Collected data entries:
== == ==

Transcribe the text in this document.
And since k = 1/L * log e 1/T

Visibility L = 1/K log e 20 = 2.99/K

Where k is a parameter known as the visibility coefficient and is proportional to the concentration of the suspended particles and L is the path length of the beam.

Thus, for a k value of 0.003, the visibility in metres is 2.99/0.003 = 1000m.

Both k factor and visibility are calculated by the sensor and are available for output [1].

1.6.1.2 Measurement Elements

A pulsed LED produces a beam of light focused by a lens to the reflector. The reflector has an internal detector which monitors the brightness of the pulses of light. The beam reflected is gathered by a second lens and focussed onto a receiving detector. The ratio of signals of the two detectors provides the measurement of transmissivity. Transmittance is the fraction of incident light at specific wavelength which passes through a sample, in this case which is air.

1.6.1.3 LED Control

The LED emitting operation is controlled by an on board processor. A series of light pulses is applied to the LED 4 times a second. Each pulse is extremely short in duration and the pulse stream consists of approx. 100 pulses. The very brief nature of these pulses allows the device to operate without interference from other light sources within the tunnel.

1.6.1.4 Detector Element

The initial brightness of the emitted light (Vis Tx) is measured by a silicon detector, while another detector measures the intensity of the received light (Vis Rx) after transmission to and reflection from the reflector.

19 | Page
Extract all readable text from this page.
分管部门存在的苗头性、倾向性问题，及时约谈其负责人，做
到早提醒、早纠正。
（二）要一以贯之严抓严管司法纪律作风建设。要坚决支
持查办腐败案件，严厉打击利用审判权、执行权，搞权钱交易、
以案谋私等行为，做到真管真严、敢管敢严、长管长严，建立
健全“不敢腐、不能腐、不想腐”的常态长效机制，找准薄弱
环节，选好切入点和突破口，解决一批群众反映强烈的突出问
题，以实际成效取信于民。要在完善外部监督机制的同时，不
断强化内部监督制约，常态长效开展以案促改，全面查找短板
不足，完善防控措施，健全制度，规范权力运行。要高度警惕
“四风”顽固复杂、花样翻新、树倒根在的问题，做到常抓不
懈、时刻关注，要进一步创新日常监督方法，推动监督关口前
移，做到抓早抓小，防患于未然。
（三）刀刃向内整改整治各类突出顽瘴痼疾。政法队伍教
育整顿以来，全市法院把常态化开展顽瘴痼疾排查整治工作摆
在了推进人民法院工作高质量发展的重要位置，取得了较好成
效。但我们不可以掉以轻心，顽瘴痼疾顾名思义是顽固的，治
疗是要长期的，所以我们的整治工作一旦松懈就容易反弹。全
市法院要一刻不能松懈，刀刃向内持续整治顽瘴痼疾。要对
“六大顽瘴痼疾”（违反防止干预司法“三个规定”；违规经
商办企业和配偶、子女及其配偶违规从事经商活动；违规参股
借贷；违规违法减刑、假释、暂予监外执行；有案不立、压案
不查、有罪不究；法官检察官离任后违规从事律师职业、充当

== == ==

* GIVEN EXERCISE
Output all of the material, please, exactly as it stands.

* FULL OUTPUT
Transcribe the text in this document.
And since k = 1/L * log e 1/T

Visibility L = 1/K log e 20 = 2.99/K

Where k is a parameter known as the visibility coefficient and is proportional to the concentration of the suspended particles and L is the path length of the beam.

Thus, for a k value of 0.003, the visibility in metres is 2.99/0.003 = 1000m.

Both k factor and visibility are calculated by the sensor and are available for output [1].

1.6.1.2 Measurement Elements

A pulsed LED produces a beam of light focused by a lens to the reflector. The reflector has an internal detector which monitors the brightness of the pulses of light. The beam reflected is gathered by a second lens and focussed onto a receiving detector. The ratio of signals of the two detectors provides the measurement of transmissivity. Transmittance is the fraction of incident light at specific wavelength which passes through a sample, in this case which is air.

1.6.1.3 LED Control

The LED emitting operation is controlled by an on board processor. A series of light pulses is applied to the LED 4 times a second. Each pulse is extremely short in duration and the pulse stream consists of approx. 100 pulses. The very brief nature of these pulses allows the device to operate without interference from other light sources within the tunnel.

1.6.1.4 Detector Element

The initial brightness of the emitted light (Vis Tx) is measured by a silicon detector, while another detector measures the intensity of the received light (Vis Rx) after transmission to and reflection from the reflector.

19 | Page
Extract all readable text from this page.
分管部门存在的苗头性、倾向性问题，及时约谈其负责人，做
到早提醒、早纠正。
（二）要一以贯之严抓严管司法纪律作风建设。要坚决支
持查办腐败案件，严厉打击利用审判权、执行权，搞权钱交易、
以案谋私等行为，做到真管真严、敢管敢严、长管长严，建立
健全“不敢腐、不能腐、不想腐”的常态长效机制，找准薄弱
环节，选好切入点和突破口，解决一批群众反映强烈的突出问
题，以实际成效取信于民。要在完善外部监督机制的同时，不
断强化内部监督制约，常态长效开展以案促改，全面查找短板
不足，完善防控措施，健全制度，规范权力运行。要高度警惕
“四风”顽固复杂、花样翻新、树倒根在的问题，做到常抓不
懈、时刻关注，要进一步创新日常监督方法，推动监督关口前
移，做到抓早抓小，防患于未然。
（三）刀刃向内整改整治各类突出顽瘴痼疾。政法队伍教
育整顿以来，全市法院把常态化开展顽瘴痼疾排查整治工作摆
在了推进人民法院工作高质量发展的重要位置，取得了较好成
效。但我们不可以掉以轻心，顽瘴痼疾顾名思义是顽固的，治
疗是要长期的，所以我们的整治工作一旦松懈就容易反弹。全
市法院要一刻不能松懈，刀刃向内持续整治顽瘴痼疾。要对
“六大顽瘴痼疾”（违反防止干预司法“三个规定”；违规经
商办企业和配偶、子女及其配偶违规从事经商活动；违规参股
借贷；违规违法减刑、假释、暂予监外执行；有案不立、压案
不查、有罪不究；法官检察官离任后违规从事律师职业、充当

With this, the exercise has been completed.